┏━━
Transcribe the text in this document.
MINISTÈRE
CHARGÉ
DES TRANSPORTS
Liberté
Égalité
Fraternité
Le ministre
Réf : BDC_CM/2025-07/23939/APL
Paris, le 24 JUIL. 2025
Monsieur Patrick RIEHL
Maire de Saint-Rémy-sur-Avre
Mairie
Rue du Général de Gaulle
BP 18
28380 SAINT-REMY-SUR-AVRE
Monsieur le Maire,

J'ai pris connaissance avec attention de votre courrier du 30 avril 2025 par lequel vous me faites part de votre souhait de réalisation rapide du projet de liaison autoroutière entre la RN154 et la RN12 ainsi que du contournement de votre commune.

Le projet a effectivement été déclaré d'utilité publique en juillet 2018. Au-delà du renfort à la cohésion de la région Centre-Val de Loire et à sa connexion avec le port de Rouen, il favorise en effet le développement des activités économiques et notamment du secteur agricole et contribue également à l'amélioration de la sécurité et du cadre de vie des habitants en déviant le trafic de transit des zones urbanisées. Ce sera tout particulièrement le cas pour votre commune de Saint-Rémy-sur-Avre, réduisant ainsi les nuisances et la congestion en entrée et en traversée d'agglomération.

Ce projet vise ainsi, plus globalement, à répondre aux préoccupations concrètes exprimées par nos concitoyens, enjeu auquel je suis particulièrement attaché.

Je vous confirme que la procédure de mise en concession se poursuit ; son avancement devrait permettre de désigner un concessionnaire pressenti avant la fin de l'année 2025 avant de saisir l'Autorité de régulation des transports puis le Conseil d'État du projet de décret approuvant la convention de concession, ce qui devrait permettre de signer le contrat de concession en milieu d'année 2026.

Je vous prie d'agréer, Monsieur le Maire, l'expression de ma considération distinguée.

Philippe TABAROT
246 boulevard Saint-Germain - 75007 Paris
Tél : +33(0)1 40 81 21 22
┗━━
WHAT IS BEING ASKED> Reproduce the whole listing word for word.

RESULT>
Transcribe the text in this document.
MINISTÈRE
CHARGÉ
DES TRANSPORTS
Liberté
Égalité
Fraternité
Le ministre
Réf : BDC_CM/2025-07/23939/APL
Paris, le 24 JUIL. 2025
Monsieur Patrick RIEHL
Maire de Saint-Rémy-sur-Avre
Mairie
Rue du Général de Gaulle
BP 18
28380 SAINT-REMY-SUR-AVRE
Monsieur le Maire,

J'ai pris connaissance avec attention de votre courrier du 30 avril 2025 par lequel vous me faites part de votre souhait de réalisation rapide du projet de liaison autoroutière entre la RN154 et la RN12 ainsi que du contournement de votre commune.

Le projet a effectivement été déclaré d'utilité publique en juillet 2018. Au-delà du renfort à la cohésion de la région Centre-Val de Loire et à sa connexion avec le port de Rouen, il favorise en effet le développement des activités économiques et notamment du secteur agricole et contribue également à l'amélioration de la sécurité et du cadre de vie des habitants en déviant le trafic de transit des zones urbanisées. Ce sera tout particulièrement le cas pour votre commune de Saint-Rémy-sur-Avre, réduisant ainsi les nuisances et la congestion en entrée et en traversée d'agglomération.

Ce projet vise ainsi, plus globalement, à répondre aux préoccupations concrètes exprimées par nos concitoyens, enjeu auquel je suis particulièrement attaché.

Je vous confirme que la procédure de mise en concession se poursuit ; son avancement devrait permettre de désigner un concessionnaire pressenti avant la fin de l'année 2025 avant de saisir l'Autorité de régulation des transports puis le Conseil d'État du projet de décret approuvant la convention de concession, ce qui devrait permettre de signer le contrat de concession en milieu d'année 2026.

Je vous prie d'agréer, Monsieur le Maire, l'expression de ma considération distinguée.

Philippe TABAROT
246 boulevard Saint-Germain - 75007 Paris
Tél : +33(0)1 40 81 21 22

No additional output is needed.